__PROBLEM DESCRIPTION__: Return every line of the data below that includes the string "content".

* Begin DATA *

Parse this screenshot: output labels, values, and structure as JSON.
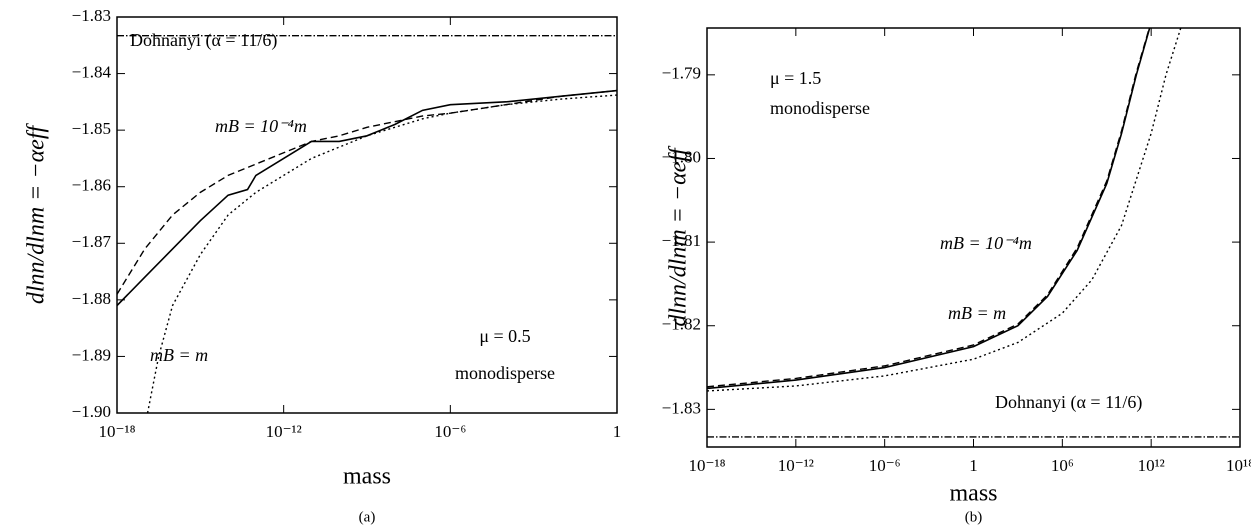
{
  "chart_data": [
    {
      "type": "line",
      "caption": "(a)",
      "xlabel": "mass",
      "ylabel": "dlnn/dlnm = −αeff",
      "xscale": "log",
      "xlim": [
        1e-18,
        1
      ],
      "xticks": [
        {
          "value": 1e-18,
          "label": "10⁻¹⁸"
        },
        {
          "value": 1e-12,
          "label": "10⁻¹²"
        },
        {
          "value": 1e-06,
          "label": "10⁻⁶"
        },
        1
      ],
      "ylim": [
        -1.9,
        -1.83
      ],
      "yticks": [
        {
          "value": -1.83,
          "label": "−1.83"
        },
        {
          "value": -1.84,
          "label": "−1.84"
        },
        {
          "value": -1.85,
          "label": "−1.85"
        },
        {
          "value": -1.86,
          "label": "−1.86"
        },
        {
          "value": -1.87,
          "label": "−1.87"
        },
        {
          "value": -1.88,
          "label": "−1.88"
        },
        {
          "value": -1.89,
          "label": "−1.89"
        },
        {
          "value": -1.9,
          "label": "−1.90"
        }
      ],
      "annotations": [
        "Dohnanyi (α = 11/6)",
        "mB = 10⁻⁴m",
        "mB = m",
        "μ = 0.5",
        "monodisperse"
      ],
      "series": [
        {
          "color": "#000000",
          "dash": "solid",
          "x": [
            1e-18,
            1e-17,
            1e-16,
            1e-15,
            1e-14,
            5e-14,
            1e-13,
            1e-12,
            1e-11,
            1e-10,
            1e-09,
            1e-08,
            1e-07,
            1e-06,
            0.0001,
            0.01,
            1
          ],
          "values": [
            -1.881,
            -1.876,
            -1.871,
            -1.866,
            -1.8615,
            -1.8605,
            -1.858,
            -1.855,
            -1.852,
            -1.852,
            -1.851,
            -1.849,
            -1.8465,
            -1.8455,
            -1.845,
            -1.844,
            -1.843
          ]
        },
        {
          "color": "#000000",
          "dash": "dashed",
          "x": [
            1e-18,
            1e-17,
            1e-16,
            1e-15,
            1e-14,
            1e-13,
            1e-12,
            1e-11,
            1e-10,
            1e-09,
            1e-08,
            1e-07,
            1e-06,
            0.0001,
            0.01,
            1
          ],
          "values": [
            -1.879,
            -1.871,
            -1.865,
            -1.861,
            -1.858,
            -1.856,
            -1.854,
            -1.852,
            -1.851,
            -1.8495,
            -1.8485,
            -1.8475,
            -1.847,
            -1.8455,
            -1.844,
            -1.843
          ]
        },
        {
          "color": "#000000",
          "dash": "dotted",
          "x": [
            1.26e-17,
            3.16e-17,
            1e-16,
            1e-15,
            1e-14,
            1e-13,
            1e-12,
            1e-11,
            1e-10,
            1e-09,
            1e-08,
            1e-07,
            1e-06,
            0.0001,
            0.01,
            1
          ],
          "values": [
            -1.9,
            -1.89,
            -1.881,
            -1.872,
            -1.865,
            -1.861,
            -1.858,
            -1.855,
            -1.853,
            -1.851,
            -1.8495,
            -1.848,
            -1.847,
            -1.8455,
            -1.8445,
            -1.8438
          ]
        },
        {
          "color": "#000000",
          "dash": "dashdot",
          "x": [
            1e-18,
            1
          ],
          "values": [
            -1.8333,
            -1.8333
          ]
        }
      ]
    },
    {
      "type": "line",
      "caption": "(b)",
      "xlabel": "mass",
      "ylabel": "dlnn/dlnm = −αeff",
      "xscale": "log",
      "xlim": [
        1e-18,
        1e+18
      ],
      "xticks": [
        {
          "value": 1e-18,
          "label": "10⁻¹⁸"
        },
        {
          "value": 1e-12,
          "label": "10⁻¹²"
        },
        {
          "value": 1e-06,
          "label": "10⁻⁶"
        },
        1,
        {
          "value": 1000000.0,
          "label": "10⁶"
        },
        {
          "value": 1000000000000.0,
          "label": "10¹²"
        },
        {
          "value": 1e+18,
          "label": "10¹⁸"
        }
      ],
      "ylim": [
        -1.8345,
        -1.7844
      ],
      "yticks": [
        {
          "value": -1.83,
          "label": "−1.83"
        },
        {
          "value": -1.82,
          "label": "−1.82"
        },
        {
          "value": -1.81,
          "label": "−1.81"
        },
        {
          "value": -1.8,
          "label": "−1.80"
        },
        {
          "value": -1.79,
          "label": "−1.79"
        }
      ],
      "annotations": [
        "μ = 1.5",
        "monodisperse",
        "mB = 10⁻⁴m",
        "mB = m",
        "Dohnanyi (α = 11/6)"
      ],
      "series": [
        {
          "color": "#000000",
          "dash": "solid",
          "x": [
            1e-18,
            1e-12,
            1e-06,
            1,
            1000.0,
            100000.0,
            10000000.0,
            1000000000.0,
            10000000000.0,
            100000000000.0,
            790000000000.0
          ],
          "values": [
            -1.8275,
            -1.8265,
            -1.825,
            -1.8225,
            -1.82,
            -1.8165,
            -1.811,
            -1.803,
            -1.797,
            -1.79,
            -1.7844
          ]
        },
        {
          "color": "#000000",
          "dash": "dashed",
          "x": [
            1e-18,
            1e-12,
            1e-06,
            1,
            1000.0,
            100000.0,
            10000000.0,
            1000000000.0,
            10000000000.0,
            100000000000.0,
            750000000000.0
          ],
          "values": [
            -1.8273,
            -1.8263,
            -1.8248,
            -1.8223,
            -1.8198,
            -1.8163,
            -1.8107,
            -1.8027,
            -1.7967,
            -1.7897,
            -1.7844
          ]
        },
        {
          "color": "#000000",
          "dash": "dotted",
          "x": [
            1e-18,
            1e-12,
            1e-06,
            1,
            1000.0,
            1000000.0,
            100000000.0,
            10000000000.0,
            1000000000000.0,
            10000000000000.0,
            100000000000000.0
          ],
          "values": [
            -1.8278,
            -1.8272,
            -1.826,
            -1.824,
            -1.822,
            -1.8185,
            -1.8145,
            -1.808,
            -1.797,
            -1.79,
            -1.7844
          ]
        },
        {
          "color": "#000000",
          "dash": "dashdot",
          "x": [
            1e-18,
            1e+18
          ],
          "values": [
            -1.8333,
            -1.8333
          ]
        }
      ]
    }
  ]
}
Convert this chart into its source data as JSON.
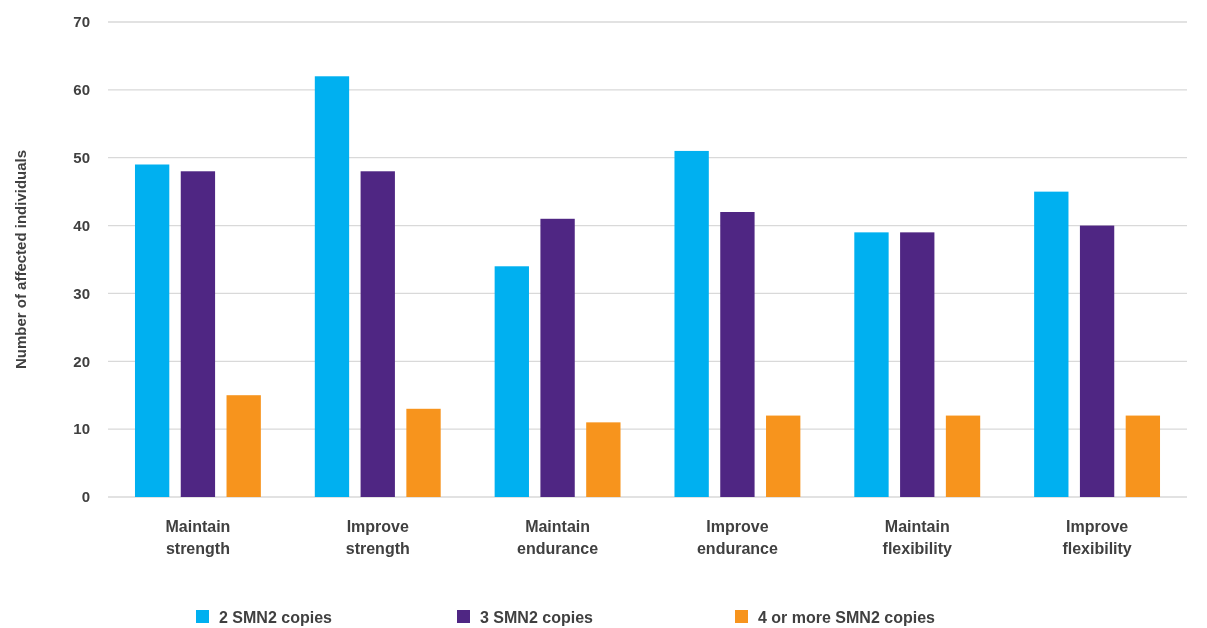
{
  "chart_data": {
    "type": "bar",
    "ylabel": "Number of affected individuals",
    "categories": [
      "Maintain strength",
      "Improve strength",
      "Maintain endurance",
      "Improve endurance",
      "Maintain flexibility",
      "Improve flexibility"
    ],
    "series": [
      {
        "name": "2 SMN2 copies",
        "color": "#00b0f0",
        "values": [
          49,
          62,
          34,
          51,
          39,
          45
        ]
      },
      {
        "name": "3 SMN2 copies",
        "color": "#4f2683",
        "values": [
          48,
          48,
          41,
          42,
          39,
          40
        ]
      },
      {
        "name": "4 or more SMN2 copies",
        "color": "#f7941d",
        "values": [
          15,
          13,
          11,
          12,
          12,
          12
        ]
      }
    ],
    "ylim": [
      0,
      70
    ],
    "yticks": [
      0,
      10,
      20,
      30,
      40,
      50,
      60,
      70
    ],
    "grid": "y",
    "legend": "bottom"
  }
}
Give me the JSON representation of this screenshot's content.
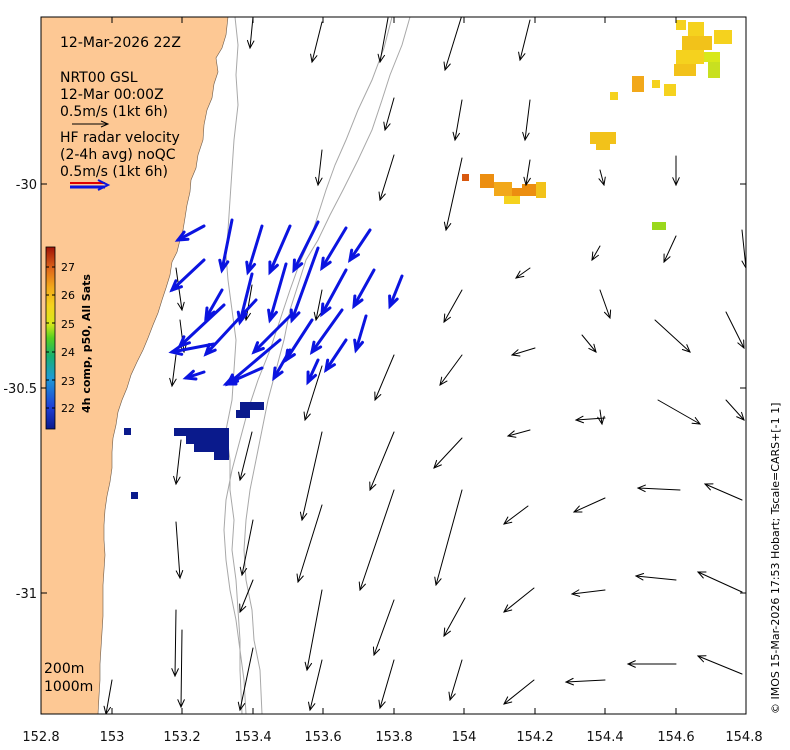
{
  "info": {
    "datetime": "12-Mar-2026 22Z",
    "model": "NRT00 GSL",
    "model_time": "12-Mar 00:00Z",
    "model_scale": "0.5m/s (1kt 6h)",
    "hf_title": "HF radar velocity",
    "hf_avg": "(2-4h avg) noQC",
    "hf_scale": "0.5m/s (1kt 6h)"
  },
  "colorbar": {
    "title": "4h comp, p50, All Sats",
    "ticks": [
      "22",
      "23",
      "24",
      "25",
      "26",
      "27"
    ],
    "min": 21.6,
    "max": 27.8
  },
  "isobaths": [
    "200m",
    "1000m"
  ],
  "credit": "© IMOS 15-Mar-2026 17:53 Hobart; Tscale=CARS+[-1 1]",
  "axes": {
    "x_ticks": [
      "152.8",
      "153",
      "153.2",
      "153.4",
      "153.6",
      "153.8",
      "154",
      "154.2",
      "154.4",
      "154.6",
      "154.8"
    ],
    "y_ticks": [
      "-30",
      "-30.5",
      "-31"
    ],
    "xlim": [
      152.8,
      154.8
    ],
    "ylim": [
      -31.3,
      -29.58
    ]
  },
  "colors": {
    "land": "#fdc894",
    "radar_arrow": "#0b14e0",
    "model_arrow": "#000000"
  }
}
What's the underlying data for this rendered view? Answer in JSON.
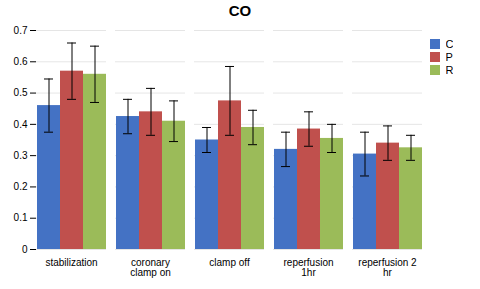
{
  "chart_data": {
    "type": "bar",
    "title": "CO",
    "categories": [
      "stabilization",
      "coronary\nclamp on",
      "clamp off",
      "reperfusion\n1hr",
      "reperfusion 2\nhr"
    ],
    "series": [
      {
        "name": "C",
        "color": "#4472C4",
        "values": [
          0.46,
          0.425,
          0.35,
          0.32,
          0.305
        ],
        "errors": [
          0.085,
          0.055,
          0.04,
          0.055,
          0.07
        ]
      },
      {
        "name": "P",
        "color": "#C0504D",
        "values": [
          0.57,
          0.44,
          0.475,
          0.385,
          0.34
        ],
        "errors": [
          0.09,
          0.075,
          0.11,
          0.055,
          0.055
        ]
      },
      {
        "name": "R",
        "color": "#9BBB59",
        "values": [
          0.56,
          0.41,
          0.39,
          0.355,
          0.325
        ],
        "errors": [
          0.09,
          0.065,
          0.055,
          0.045,
          0.04
        ]
      }
    ],
    "ylim": [
      0,
      0.7
    ],
    "yticks": [
      0,
      0.1,
      0.2,
      0.3,
      0.4,
      0.5,
      0.6,
      0.7
    ],
    "grid": true,
    "legend": "right"
  }
}
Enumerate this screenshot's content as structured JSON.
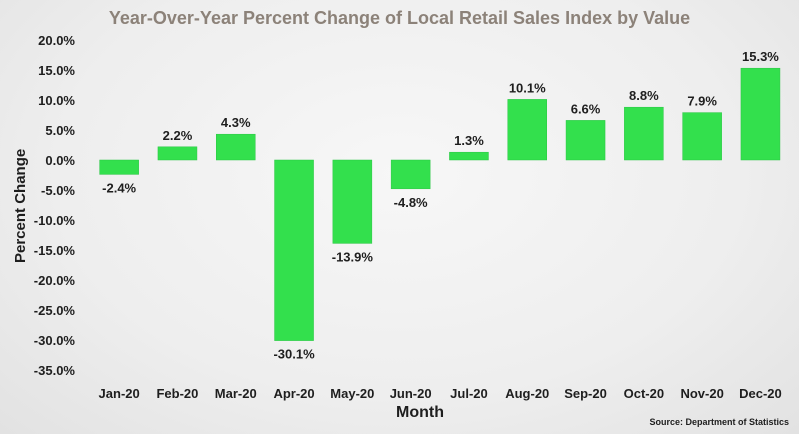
{
  "chart_data": {
    "type": "bar",
    "title": "Year-Over-Year Percent Change of Local Retail Sales Index by Value",
    "xlabel": "Month",
    "ylabel": "Percent Change",
    "categories": [
      "Jan-20",
      "Feb-20",
      "Mar-20",
      "Apr-20",
      "May-20",
      "Jun-20",
      "Jul-20",
      "Aug-20",
      "Sep-20",
      "Oct-20",
      "Nov-20",
      "Dec-20"
    ],
    "values": [
      -2.4,
      2.2,
      4.3,
      -30.1,
      -13.9,
      -4.8,
      1.3,
      10.1,
      6.6,
      8.8,
      7.9,
      15.3
    ],
    "data_labels": [
      "-2.4%",
      "2.2%",
      "4.3%",
      "-30.1%",
      "-13.9%",
      "-4.8%",
      "1.3%",
      "10.1%",
      "6.6%",
      "8.8%",
      "7.9%",
      "15.3%"
    ],
    "yticks": [
      20,
      15,
      10,
      5,
      0,
      -5,
      -10,
      -15,
      -20,
      -25,
      -30,
      -35
    ],
    "ytick_labels": [
      "20.0%",
      "15.0%",
      "10.0%",
      "5.0%",
      "0.0%",
      "-5.0%",
      "-10.0%",
      "-15.0%",
      "-20.0%",
      "-25.0%",
      "-30.0%",
      "-35.0%"
    ],
    "ylim": [
      -35,
      20
    ],
    "grid": false,
    "legend": "none",
    "bar_color": "#33e04d",
    "title_color": "#8c8279"
  },
  "source_note": "Source: Department of Statistics"
}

* End DATA *

__CORRECT RESULT__:
Give me the JSON representation of this screenshot's content.
Enumerate this screenshot's content as structured JSON.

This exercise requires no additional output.